Given task -> Single out the lines of the material that contain "JSON" and copy them.

(Stored dataset items)
···

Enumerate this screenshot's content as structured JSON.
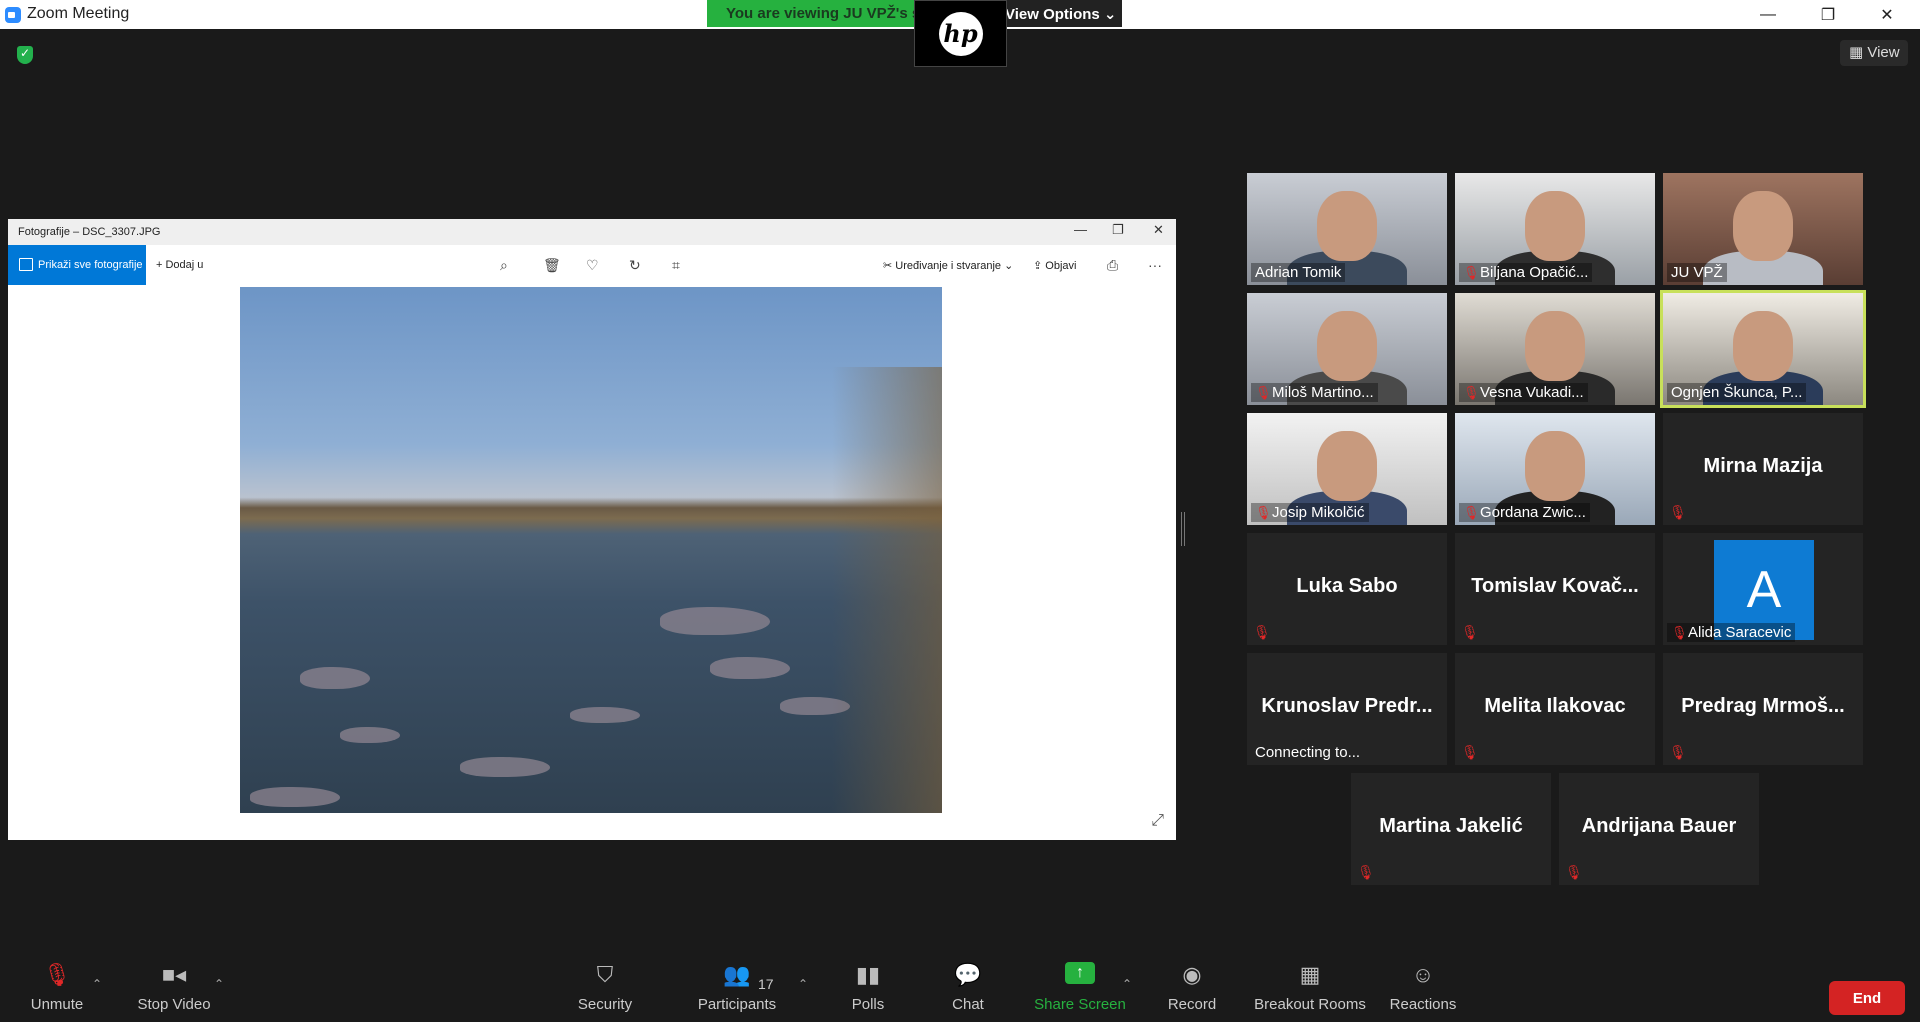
{
  "window": {
    "title": "Zoom Meeting",
    "minimize": "—",
    "restore": "❐",
    "close": "✕"
  },
  "banner": {
    "viewing": "You are viewing JU VPŽ's s",
    "view_options": "View Options ⌄"
  },
  "top": {
    "view_label": "View"
  },
  "photos_app": {
    "title": "Fotografije – DSC_3307.JPG",
    "show_all": "Prikaži sve fotografije",
    "add_to": "Dodaj u",
    "edit_create": "Uređivanje i stvaranje",
    "share": "Objavi",
    "more": "···"
  },
  "participants_tiles": [
    {
      "name": "Adrian Tomik",
      "muted": false,
      "video": true
    },
    {
      "name": "Biljana Opačić...",
      "muted": true,
      "video": true
    },
    {
      "name": "JU VPŽ",
      "muted": false,
      "video": true
    },
    {
      "name": "Miloš Martino...",
      "muted": true,
      "video": true
    },
    {
      "name": "Vesna Vukadi...",
      "muted": true,
      "video": true
    },
    {
      "name": "Ognjen Škunca, P...",
      "muted": false,
      "video": true,
      "active": true
    },
    {
      "name": "Josip Mikolčić",
      "muted": true,
      "video": true
    },
    {
      "name": "Gordana Zwic...",
      "muted": true,
      "video": true
    },
    {
      "name": "Mirna Mazija",
      "muted": true,
      "video": false
    },
    {
      "name": "Luka Sabo",
      "muted": true,
      "video": false
    },
    {
      "name": "Tomislav Kovač...",
      "muted": true,
      "video": false
    },
    {
      "name": "Alida Saracevic",
      "muted": true,
      "video": false,
      "avatar": "A"
    },
    {
      "name": "Krunoslav Predr...",
      "muted": false,
      "video": false,
      "status": "Connecting to..."
    },
    {
      "name": "Melita Ilakovac",
      "muted": true,
      "video": false
    },
    {
      "name": "Predrag Mrmoš...",
      "muted": true,
      "video": false
    },
    {
      "name": "Martina Jakelić",
      "muted": true,
      "video": false
    },
    {
      "name": "Andrijana Bauer",
      "muted": true,
      "video": false
    }
  ],
  "toolbar": {
    "unmute": "Unmute",
    "stop_video": "Stop Video",
    "security": "Security",
    "participants": "Participants",
    "participants_count": "17",
    "polls": "Polls",
    "chat": "Chat",
    "share_screen": "Share Screen",
    "record": "Record",
    "breakout_rooms": "Breakout Rooms",
    "reactions": "Reactions",
    "end": "End"
  },
  "colors": {
    "accent_green": "#26b13f",
    "end_red": "#d42323",
    "photos_blue": "#0078d7",
    "active_speaker": "#c8e05a"
  }
}
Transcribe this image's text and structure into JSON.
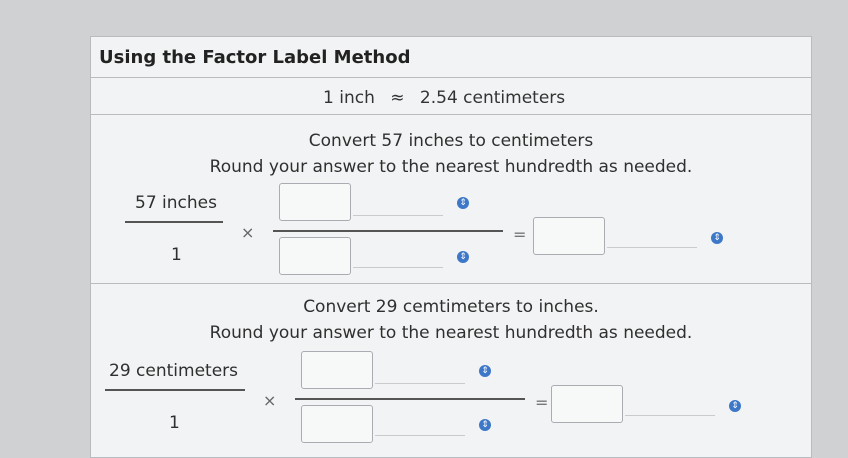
{
  "title": "Using the Factor Label Method",
  "equivalence": {
    "left": "1 inch",
    "symbol": "≈",
    "right": "2.54 centimeters"
  },
  "problem1": {
    "prompt": "Convert 57 inches to centimeters",
    "instruction": "Round your answer to the nearest hundredth as needed.",
    "numerator": "57 inches",
    "denominator": "1",
    "times": "×",
    "equals": "="
  },
  "problem2": {
    "prompt": "Convert 29 cemtimeters to inches.",
    "instruction": "Round your answer to the nearest hundredth as needed.",
    "numerator": "29 centimeters",
    "denominator": "1",
    "times": "×",
    "equals": "="
  },
  "icons": {
    "dropdown": "chevron-updown-icon"
  },
  "colors": {
    "accent": "#3d77c8",
    "panel": "#f2f3f4",
    "border": "#b9bcbf"
  }
}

···

Output of the task ->
Enumerate this screenshot's content as structured JSON.
Transcribe this image's text and structure into JSON.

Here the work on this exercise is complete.